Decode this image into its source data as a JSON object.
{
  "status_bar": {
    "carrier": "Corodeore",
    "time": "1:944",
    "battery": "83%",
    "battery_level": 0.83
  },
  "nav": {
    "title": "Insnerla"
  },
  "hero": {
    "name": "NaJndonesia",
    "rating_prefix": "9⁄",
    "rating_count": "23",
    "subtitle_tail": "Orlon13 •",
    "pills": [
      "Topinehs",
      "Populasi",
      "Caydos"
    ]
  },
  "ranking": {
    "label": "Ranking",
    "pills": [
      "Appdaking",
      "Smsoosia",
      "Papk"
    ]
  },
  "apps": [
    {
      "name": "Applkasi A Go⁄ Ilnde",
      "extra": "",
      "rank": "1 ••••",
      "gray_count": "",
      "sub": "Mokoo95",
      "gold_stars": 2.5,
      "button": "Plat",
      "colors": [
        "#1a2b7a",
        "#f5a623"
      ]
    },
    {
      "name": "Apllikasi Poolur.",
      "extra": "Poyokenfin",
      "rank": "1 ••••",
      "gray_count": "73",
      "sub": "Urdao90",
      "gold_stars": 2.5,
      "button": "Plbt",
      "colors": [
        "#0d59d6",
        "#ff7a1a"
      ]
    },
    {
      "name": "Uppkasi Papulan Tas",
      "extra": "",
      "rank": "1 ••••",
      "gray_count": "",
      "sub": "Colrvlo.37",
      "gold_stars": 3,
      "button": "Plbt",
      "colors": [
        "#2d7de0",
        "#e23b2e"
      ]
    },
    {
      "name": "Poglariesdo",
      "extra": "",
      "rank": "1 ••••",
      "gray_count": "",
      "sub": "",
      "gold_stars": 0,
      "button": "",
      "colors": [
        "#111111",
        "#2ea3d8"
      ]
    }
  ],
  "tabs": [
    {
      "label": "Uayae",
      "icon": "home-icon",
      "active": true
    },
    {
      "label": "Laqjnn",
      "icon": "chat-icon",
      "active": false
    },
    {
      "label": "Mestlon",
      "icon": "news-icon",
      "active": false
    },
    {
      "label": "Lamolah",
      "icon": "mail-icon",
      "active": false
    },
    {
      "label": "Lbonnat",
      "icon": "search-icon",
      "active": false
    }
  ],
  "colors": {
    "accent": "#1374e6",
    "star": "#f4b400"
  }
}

What this task involves - Retype all of the entries precisely as they are.

Completed exercise -
Decode this image into its source data as a JSON object.
{
  "status_bar": {
    "carrier": "Corodeore",
    "time": "1:944",
    "battery": "83%",
    "battery_level": 0.83
  },
  "nav": {
    "title": "Insnerla"
  },
  "hero": {
    "name": "NaJndonesia",
    "rating_prefix": "9⁄",
    "rating_count": "23",
    "subtitle_tail": "Orlon13 •",
    "pills": [
      "Topinehs",
      "Populasi",
      "Caydos"
    ]
  },
  "ranking": {
    "label": "Ranking",
    "pills": [
      "Appdaking",
      "Smsoosia",
      "Papk"
    ]
  },
  "apps": [
    {
      "name": "Applkasi A Go⁄ Ilnde",
      "extra": "",
      "rank": "1 ••••",
      "gray_count": "",
      "sub": "Mokoo95",
      "gold_stars": 2.5,
      "button": "Plat",
      "colors": [
        "#1a2b7a",
        "#f5a623"
      ]
    },
    {
      "name": "Apllikasi Poolur.",
      "extra": "Poyokenfin",
      "rank": "1 ••••",
      "gray_count": "73",
      "sub": "Urdao90",
      "gold_stars": 2.5,
      "button": "Plbt",
      "colors": [
        "#0d59d6",
        "#ff7a1a"
      ]
    },
    {
      "name": "Uppkasi Papulan Tas",
      "extra": "",
      "rank": "1 ••••",
      "gray_count": "",
      "sub": "Colrvlo.37",
      "gold_stars": 3,
      "button": "Plbt",
      "colors": [
        "#2d7de0",
        "#e23b2e"
      ]
    },
    {
      "name": "Poglariesdo",
      "extra": "",
      "rank": "1 ••••",
      "gray_count": "",
      "sub": "",
      "gold_stars": 0,
      "button": "",
      "colors": [
        "#111111",
        "#2ea3d8"
      ]
    }
  ],
  "tabs": [
    {
      "label": "Uayae",
      "icon": "home-icon",
      "active": true
    },
    {
      "label": "Laqjnn",
      "icon": "chat-icon",
      "active": false
    },
    {
      "label": "Mestlon",
      "icon": "news-icon",
      "active": false
    },
    {
      "label": "Lamolah",
      "icon": "mail-icon",
      "active": false
    },
    {
      "label": "Lbonnat",
      "icon": "search-icon",
      "active": false
    }
  ],
  "colors": {
    "accent": "#1374e6",
    "star": "#f4b400"
  }
}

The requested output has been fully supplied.